TO DO: Can you repeat all of the material below, line for line and without changes, leaving the pictures out?
==== ENTRIES ====
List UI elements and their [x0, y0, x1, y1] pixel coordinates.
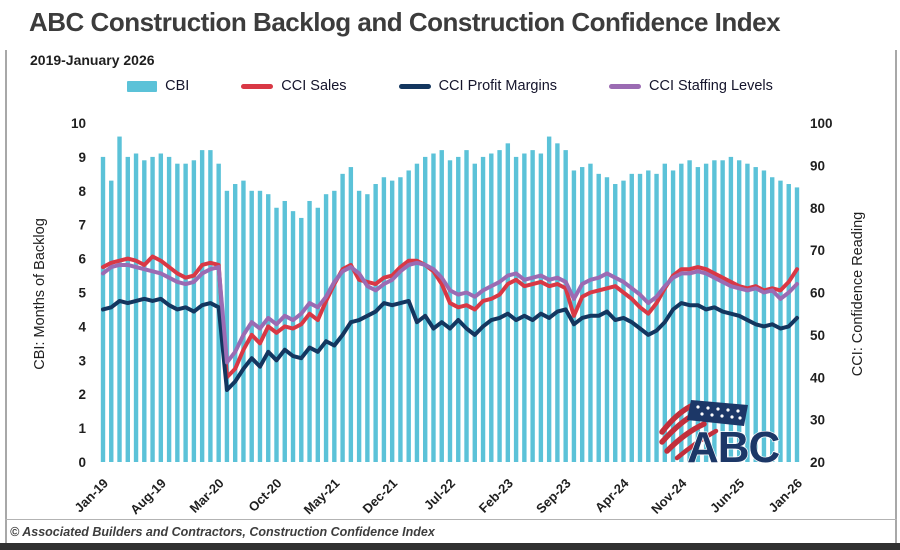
svg-text:20: 20	[810, 455, 825, 470]
svg-text:1: 1	[78, 421, 86, 436]
svg-text:Jan-19: Jan-19	[71, 476, 111, 516]
legend-item-cci-profit-margins: CCI Profit Margins	[398, 78, 558, 94]
svg-text:Feb-23: Feb-23	[476, 476, 516, 516]
svg-text:Jun-25: Jun-25	[707, 476, 747, 516]
cci-sales-line	[101, 254, 799, 380]
svg-text:8: 8	[78, 184, 86, 199]
svg-text:4: 4	[78, 319, 86, 334]
legend-label-cbi: CBI	[165, 78, 190, 94]
bottom-edge-bar	[0, 543, 900, 550]
chart-title: ABC Construction Backlog and Constructio…	[29, 7, 781, 37]
svg-text:Apr-24: Apr-24	[592, 475, 632, 515]
footer-divider	[5, 519, 897, 520]
svg-text:7: 7	[78, 218, 86, 233]
svg-text:Nov-24: Nov-24	[648, 475, 690, 517]
svg-text:30: 30	[810, 413, 825, 428]
svg-text:Aug-19: Aug-19	[127, 476, 169, 518]
left-axis-ticks: 0 1 2 3 4 5 6 7 8 9 10	[71, 116, 87, 470]
cbi-swatch-icon	[127, 80, 158, 92]
svg-text:Sep-23: Sep-23	[533, 476, 574, 517]
svg-text:50: 50	[810, 328, 825, 343]
legend-item-cbi: CBI	[127, 78, 189, 94]
legend-item-cci-staffing: CCI Staffing Levels	[609, 78, 773, 94]
chart-legend: CBI CCI Sales CCI Profit Margins CCI Sta…	[60, 78, 840, 94]
cci-staffing-levels-line	[101, 260, 799, 365]
cci-staffing-swatch-icon	[609, 83, 642, 89]
svg-text:70: 70	[810, 243, 825, 258]
svg-text:2: 2	[78, 387, 86, 402]
svg-text:Mar-20: Mar-20	[187, 476, 227, 516]
abc-logo-text: ABC	[687, 423, 780, 472]
chart-subtitle: 2019-January 2026	[30, 52, 155, 68]
svg-text:40: 40	[810, 370, 825, 385]
svg-text:9: 9	[78, 150, 86, 165]
right-axis-title: CCI: Confidence Reading	[850, 212, 866, 376]
cci-sales-swatch-icon	[241, 83, 274, 89]
svg-text:6: 6	[78, 252, 86, 267]
svg-text:0: 0	[78, 455, 86, 470]
legend-label-cci-sales: CCI Sales	[281, 78, 347, 94]
footer-credit: © Associated Builders and Contractors, C…	[10, 525, 435, 539]
svg-text:80: 80	[810, 201, 825, 216]
svg-text:Oct-20: Oct-20	[245, 476, 284, 515]
cci-profit-margins-swatch-icon	[398, 83, 431, 89]
svg-text:3: 3	[78, 353, 86, 368]
svg-text:Dec-21: Dec-21	[360, 476, 401, 517]
left-axis-title: CBI: Months of Backlog	[32, 218, 48, 370]
legend-label-cci-profit-margins: CCI Profit Margins	[438, 78, 558, 94]
right-axis-ticks: 20 30 40 50 60 70 80 90 100	[810, 116, 833, 470]
cci-profit-margins-line	[101, 296, 799, 392]
legend-item-cci-sales: CCI Sales	[241, 78, 347, 94]
panel-border-right	[895, 50, 897, 543]
svg-text:10: 10	[71, 116, 86, 131]
abc-logo: ABC	[659, 400, 781, 473]
svg-text:Jul-22: Jul-22	[421, 476, 458, 513]
svg-text:5: 5	[78, 286, 86, 301]
svg-text:May-21: May-21	[301, 476, 343, 518]
svg-text:60: 60	[810, 286, 825, 301]
panel-border-left	[5, 50, 7, 543]
svg-text:Jan-26: Jan-26	[765, 476, 805, 516]
svg-text:100: 100	[810, 116, 833, 131]
x-axis-ticks: Jan-19 Aug-19 Mar-20 Oct-20 May-21 Dec-21 Jul-…	[71, 475, 805, 517]
svg-text:90: 90	[810, 158, 825, 173]
legend-label-cci-staffing: CCI Staffing Levels	[649, 78, 773, 94]
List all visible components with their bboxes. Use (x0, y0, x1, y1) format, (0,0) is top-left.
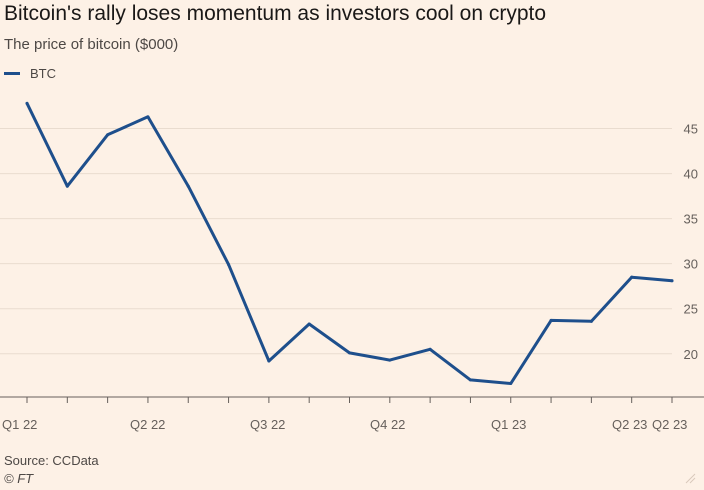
data-point-btc (25, 101, 29, 105)
legend-label-btc: BTC (30, 66, 56, 81)
data-point-btc (348, 351, 351, 355)
data-point-btc (65, 184, 69, 188)
resize-handle-icon (685, 473, 696, 484)
chart-subtitle: The price of bitcoin ($000) (4, 36, 179, 53)
y-tick-label-20: 20 (684, 347, 698, 362)
data-point-btc (468, 378, 472, 382)
data-point-btc (307, 322, 311, 326)
data-point-btc (549, 318, 553, 322)
y-tick-label-30: 30 (684, 257, 698, 272)
x-tick-label: Q2 23 (612, 417, 647, 432)
x-tick-label: Q2 23 (652, 417, 687, 432)
x-tick-label: Q2 22 (130, 417, 165, 432)
data-point-btc (589, 319, 593, 323)
data-point-btc (509, 381, 513, 385)
data-point-btc (428, 347, 432, 351)
y-tick-label-35: 35 (684, 212, 698, 227)
series-line-btc (25, 101, 674, 385)
y-tick-label-45: 45 (684, 122, 698, 137)
copyright-note: © FT (4, 471, 34, 486)
data-point-btc (227, 263, 231, 267)
legend: BTC (4, 66, 56, 81)
data-point-btc (267, 359, 271, 363)
data-point-btc (388, 358, 392, 362)
x-tick-label: Q3 22 (250, 417, 285, 432)
data-point-btc (186, 184, 190, 188)
x-tick-label: Q1 23 (491, 417, 526, 432)
data-point-btc (630, 275, 634, 279)
x-tick-label: Q4 22 (370, 417, 405, 432)
data-point-btc (146, 115, 150, 119)
x-tick-label: Q1 22 (2, 417, 37, 432)
y-tick-label-40: 40 (684, 167, 698, 182)
legend-swatch-btc (4, 72, 20, 75)
y-tick-label-25: 25 (684, 302, 698, 317)
data-point-btc (670, 279, 674, 283)
source-note: Source: CCData (4, 453, 99, 468)
chart-title: Bitcoin's rally loses momentum as invest… (4, 2, 547, 25)
data-point-btc (106, 133, 110, 137)
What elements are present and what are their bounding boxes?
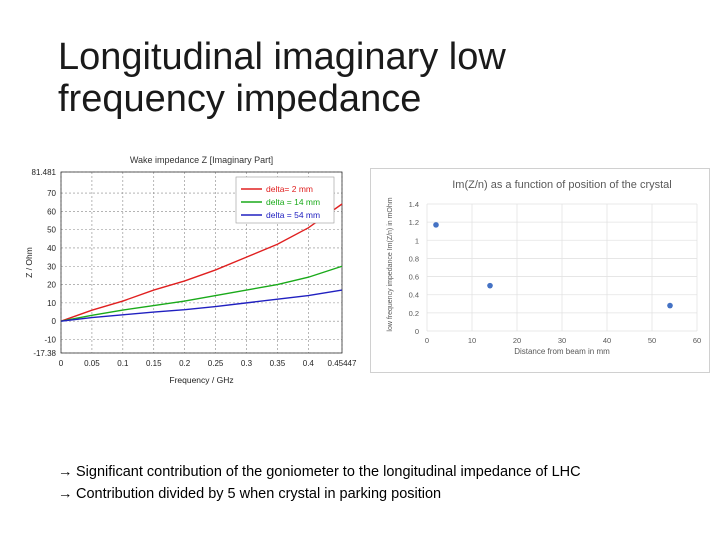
====
THE COMPLETED TASK:
List UI elements and their [x0, y0, x1, y1] pixel coordinates.
svg-text:20: 20	[810, 455, 825, 470]
svg-text:1: 1	[78, 421, 86, 436]
svg-text:Jan-19: Jan-19	[71, 476, 111, 516]
legend-item-cci-profit-margins: CCI Profit Margins	[398, 78, 558, 94]
svg-text:Feb-23: Feb-23	[476, 476, 516, 516]
svg-text:Jun-25: Jun-25	[707, 476, 747, 516]
cci-sales-line	[101, 254, 799, 380]
svg-text:8: 8	[78, 184, 86, 199]
svg-text:4: 4	[78, 319, 86, 334]
legend-label-cbi: CBI	[165, 78, 190, 94]
bottom-edge-bar	[0, 543, 900, 550]
chart-title: ABC Construction Backlog and Constructio…	[29, 7, 781, 37]
svg-text:Apr-24: Apr-24	[592, 475, 632, 515]
footer-divider	[5, 519, 897, 520]
svg-text:7: 7	[78, 218, 86, 233]
svg-text:Nov-24: Nov-24	[648, 475, 690, 517]
svg-text:30: 30	[810, 413, 825, 428]
svg-text:Aug-19: Aug-19	[127, 476, 169, 518]
left-axis-ticks: 0 1 2 3 4 5 6 7 8 9 10	[71, 116, 87, 470]
cbi-swatch-icon	[127, 80, 158, 92]
svg-text:Sep-23: Sep-23	[533, 476, 574, 517]
svg-text:50: 50	[810, 328, 825, 343]
legend-item-cbi: CBI	[127, 78, 189, 94]
legend-item-cci-staffing: CCI Staffing Levels	[609, 78, 773, 94]
chart-legend: CBI CCI Sales CCI Profit Margins CCI Sta…	[60, 78, 840, 94]
cci-staffing-levels-line	[101, 260, 799, 365]
cci-staffing-swatch-icon	[609, 83, 642, 89]
svg-text:70: 70	[810, 243, 825, 258]
svg-text:2: 2	[78, 387, 86, 402]
svg-text:Mar-20: Mar-20	[187, 476, 227, 516]
abc-logo-text: ABC	[687, 423, 780, 472]
chart-subtitle: 2019-January 2026	[30, 52, 155, 68]
svg-text:40: 40	[810, 370, 825, 385]
svg-text:9: 9	[78, 150, 86, 165]
right-axis-title: CCI: Confidence Reading	[850, 212, 866, 376]
cci-sales-swatch-icon	[241, 83, 274, 89]
svg-text:6: 6	[78, 252, 86, 267]
svg-text:0: 0	[78, 455, 86, 470]
legend-label-cci-sales: CCI Sales	[281, 78, 347, 94]
footer-credit: © Associated Builders and Contractors, C…	[10, 525, 435, 539]
svg-text:80: 80	[810, 201, 825, 216]
svg-text:Oct-20: Oct-20	[245, 476, 284, 515]
cci-profit-margins-swatch-icon	[398, 83, 431, 89]
svg-text:3: 3	[78, 353, 86, 368]
svg-text:Dec-21: Dec-21	[360, 476, 401, 517]
left-axis-title: CBI: Months of Backlog	[32, 218, 48, 370]
legend-label-cci-profit-margins: CCI Profit Margins	[438, 78, 558, 94]
right-axis-ticks: 20 30 40 50 60 70 80 90 100	[810, 116, 833, 470]
cci-profit-margins-line	[101, 296, 799, 392]
legend-item-cci-sales: CCI Sales	[241, 78, 347, 94]
panel-border-right	[895, 50, 897, 543]
svg-text:10: 10	[71, 116, 86, 131]
abc-logo: ABC	[659, 400, 781, 473]
svg-text:Jul-22: Jul-22	[421, 476, 458, 513]
svg-text:5: 5	[78, 286, 86, 301]
svg-text:May-21: May-21	[301, 476, 343, 518]
svg-text:60: 60	[810, 286, 825, 301]
panel-border-left	[5, 50, 7, 543]
svg-text:Jan-26: Jan-26	[765, 476, 805, 516]
svg-text:100: 100	[810, 116, 833, 131]
x-axis-ticks: Jan-19 Aug-19 Mar-20 Oct-20 May-21 Dec-21 Jul-…	[71, 475, 805, 517]
svg-text:90: 90	[810, 158, 825, 173]
legend-label-cci-staffing: CCI Staffing Levels	[649, 78, 773, 94]
List all visible components with their bboxes. Use (x0, y0, x1, y1) format, (0,0) is top-left.
data-point-btc (25, 101, 29, 105)
legend-label-btc: BTC (30, 66, 56, 81)
data-point-btc (348, 351, 351, 355)
data-point-btc (65, 184, 69, 188)
resize-handle-icon (685, 473, 696, 484)
chart-subtitle: The price of bitcoin ($000) (4, 36, 179, 53)
y-tick-label-20: 20 (684, 347, 698, 362)
data-point-btc (468, 378, 472, 382)
data-point-btc (307, 322, 311, 326)
data-point-btc (549, 318, 553, 322)
y-tick-label-30: 30 (684, 257, 698, 272)
x-tick-label: Q2 23 (612, 417, 647, 432)
x-tick-label: Q2 23 (652, 417, 687, 432)
x-tick-label: Q2 22 (130, 417, 165, 432)
data-point-btc (589, 319, 593, 323)
data-point-btc (509, 381, 513, 385)
data-point-btc (428, 347, 432, 351)
y-tick-label-35: 35 (684, 212, 698, 227)
series-line-btc (25, 101, 674, 385)
y-tick-label-45: 45 (684, 122, 698, 137)
copyright-note: © FT (4, 471, 34, 486)
data-point-btc (227, 263, 231, 267)
legend: BTC (4, 66, 56, 81)
data-point-btc (267, 359, 271, 363)
data-point-btc (388, 358, 392, 362)
x-tick-label: Q3 22 (250, 417, 285, 432)
data-point-btc (186, 184, 190, 188)
x-tick-label: Q1 23 (491, 417, 526, 432)
data-point-btc (630, 275, 634, 279)
x-tick-label: Q4 22 (370, 417, 405, 432)
data-point-btc (146, 115, 150, 119)
x-tick-label: Q1 22 (2, 417, 37, 432)
y-tick-label-40: 40 (684, 167, 698, 182)
legend-swatch-btc (4, 72, 20, 75)
y-tick-label-25: 25 (684, 302, 698, 317)
data-point-btc (670, 279, 674, 283)
source-note: Source: CCData (4, 453, 99, 468)
chart-title: Bitcoin's rally loses momentum as invest… (4, 2, 547, 25)
data-point-btc (106, 133, 110, 137)
What elements are present and what are their bounding boxes?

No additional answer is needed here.